— start —

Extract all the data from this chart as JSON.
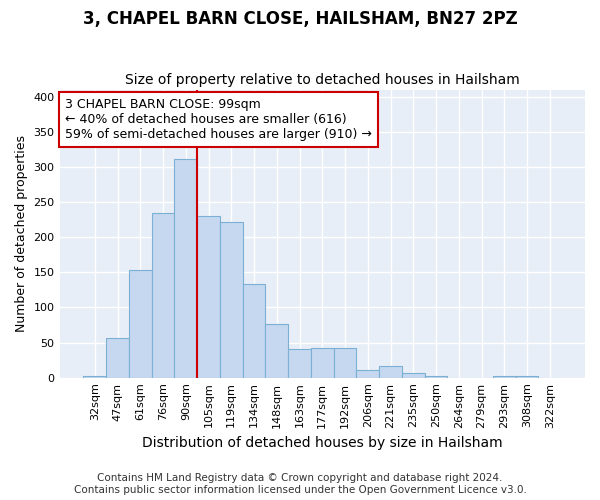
{
  "title": "3, CHAPEL BARN CLOSE, HAILSHAM, BN27 2PZ",
  "subtitle": "Size of property relative to detached houses in Hailsham",
  "xlabel": "Distribution of detached houses by size in Hailsham",
  "ylabel": "Number of detached properties",
  "footer_line1": "Contains HM Land Registry data © Crown copyright and database right 2024.",
  "footer_line2": "Contains public sector information licensed under the Open Government Licence v3.0.",
  "categories": [
    "32sqm",
    "47sqm",
    "61sqm",
    "76sqm",
    "90sqm",
    "105sqm",
    "119sqm",
    "134sqm",
    "148sqm",
    "163sqm",
    "177sqm",
    "192sqm",
    "206sqm",
    "221sqm",
    "235sqm",
    "250sqm",
    "264sqm",
    "279sqm",
    "293sqm",
    "308sqm",
    "322sqm"
  ],
  "values": [
    3,
    57,
    153,
    235,
    311,
    230,
    222,
    133,
    76,
    41,
    42,
    42,
    11,
    16,
    6,
    3,
    0,
    0,
    3,
    3,
    0
  ],
  "bar_color": "#c5d8f0",
  "bar_edge_color": "#7bafd4",
  "line_color": "#cc0000",
  "line_x_index": 4.5,
  "annotation_line1": "3 CHAPEL BARN CLOSE: 99sqm",
  "annotation_line2": "← 40% of detached houses are smaller (616)",
  "annotation_line3": "59% of semi-detached houses are larger (910) →",
  "annotation_box_facecolor": "white",
  "annotation_box_edgecolor": "#cc0000",
  "ylim": [
    0,
    410
  ],
  "yticks": [
    0,
    50,
    100,
    150,
    200,
    250,
    300,
    350,
    400
  ],
  "figure_facecolor": "white",
  "axes_facecolor": "#e8eef7",
  "grid_color": "white",
  "title_fontsize": 12,
  "subtitle_fontsize": 10,
  "annotation_fontsize": 9,
  "axis_tick_fontsize": 8,
  "ylabel_fontsize": 9,
  "xlabel_fontsize": 10,
  "footer_fontsize": 7.5
}
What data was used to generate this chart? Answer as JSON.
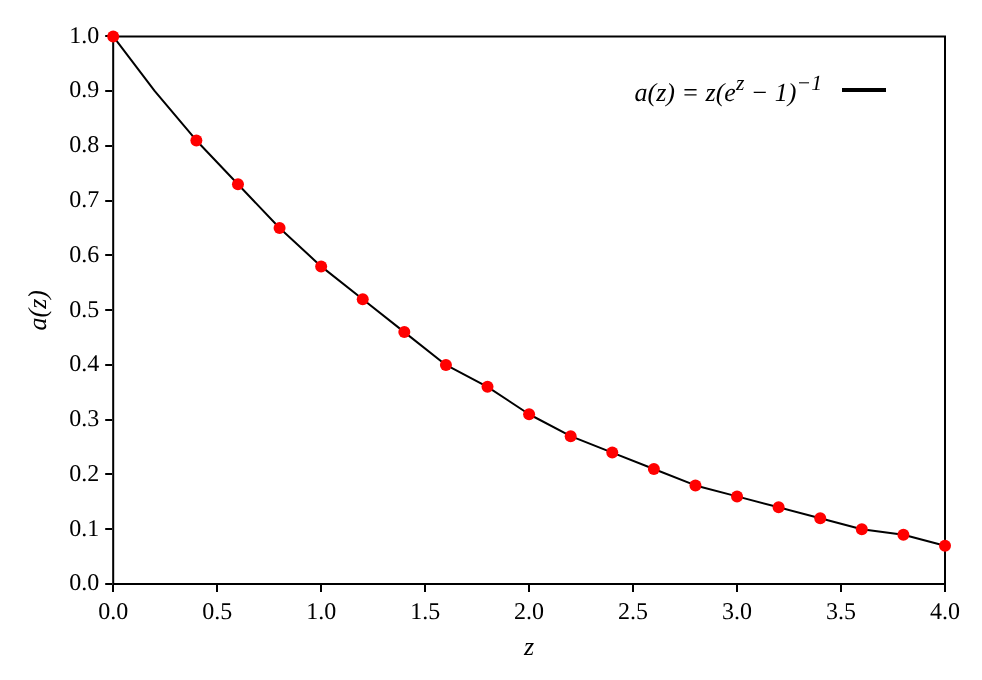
{
  "chart_data": {
    "type": "line",
    "xlabel": "z",
    "ylabel": "a(z)",
    "xlim": [
      0,
      4
    ],
    "xticks": [
      {
        "value": 0,
        "label": "0.0"
      },
      {
        "value": 0.5,
        "label": "0.5"
      },
      {
        "value": 1,
        "label": "1.0"
      },
      {
        "value": 1.5,
        "label": "1.5"
      },
      {
        "value": 2,
        "label": "2.0"
      },
      {
        "value": 2.5,
        "label": "2.5"
      },
      {
        "value": 3,
        "label": "3.0"
      },
      {
        "value": 3.5,
        "label": "3.5"
      },
      {
        "value": 4,
        "label": "4.0"
      }
    ],
    "ylim": [
      0,
      1
    ],
    "yticks": [
      {
        "value": 0,
        "label": "0.0"
      },
      {
        "value": 0.1,
        "label": "0.1"
      },
      {
        "value": 0.2,
        "label": "0.2"
      },
      {
        "value": 0.3,
        "label": "0.3"
      },
      {
        "value": 0.4,
        "label": "0.4"
      },
      {
        "value": 0.5,
        "label": "0.5"
      },
      {
        "value": 0.6,
        "label": "0.6"
      },
      {
        "value": 0.7,
        "label": "0.7"
      },
      {
        "value": 0.8,
        "label": "0.8"
      },
      {
        "value": 0.9,
        "label": "0.9"
      },
      {
        "value": 1,
        "label": "1.0"
      }
    ],
    "grid": false,
    "legend": "top right",
    "series": [
      {
        "name": "a(z) = z(e$^{z}$ − 1)$^{−1}$",
        "type": "line",
        "color": "#000000",
        "marker": "none",
        "line_style": "solid",
        "x": [
          0,
          0.2,
          0.4,
          0.6,
          0.8,
          1.0,
          1.2,
          1.4,
          1.6,
          1.8,
          2.0,
          2.2,
          2.4,
          2.6,
          2.8,
          3.0,
          3.2,
          3.4,
          3.6,
          3.8,
          4.0
        ],
        "values": [
          1.0,
          0.9,
          0.81,
          0.73,
          0.65,
          0.58,
          0.52,
          0.46,
          0.4,
          0.36,
          0.31,
          0.27,
          0.24,
          0.21,
          0.18,
          0.16,
          0.14,
          0.12,
          0.1,
          0.09,
          0.07
        ]
      },
      {
        "type": "scatter",
        "color": "#ff0000",
        "marker": "circle",
        "x": [
          0,
          0.4,
          0.6,
          0.8,
          1.0,
          1.2,
          1.4,
          1.6,
          1.8,
          2.0,
          2.2,
          2.4,
          2.6,
          2.8,
          3.0,
          3.2,
          3.4,
          3.6,
          3.8,
          4.0
        ],
        "values": [
          1.0,
          0.81,
          0.73,
          0.65,
          0.58,
          0.52,
          0.46,
          0.4,
          0.36,
          0.31,
          0.27,
          0.24,
          0.21,
          0.18,
          0.16,
          0.14,
          0.12,
          0.1,
          0.09,
          0.07
        ]
      }
    ]
  }
}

— end —

=== YOUR INSTRUCTIONS ===
Go through the entries and return each line where the word "right" appears.

=== OUTPUT FOR THIS EXERCISE ===
  "footer_line1": "Contains HM Land Registry data © Crown copyright and database right 2024.",
    "legend": "top right",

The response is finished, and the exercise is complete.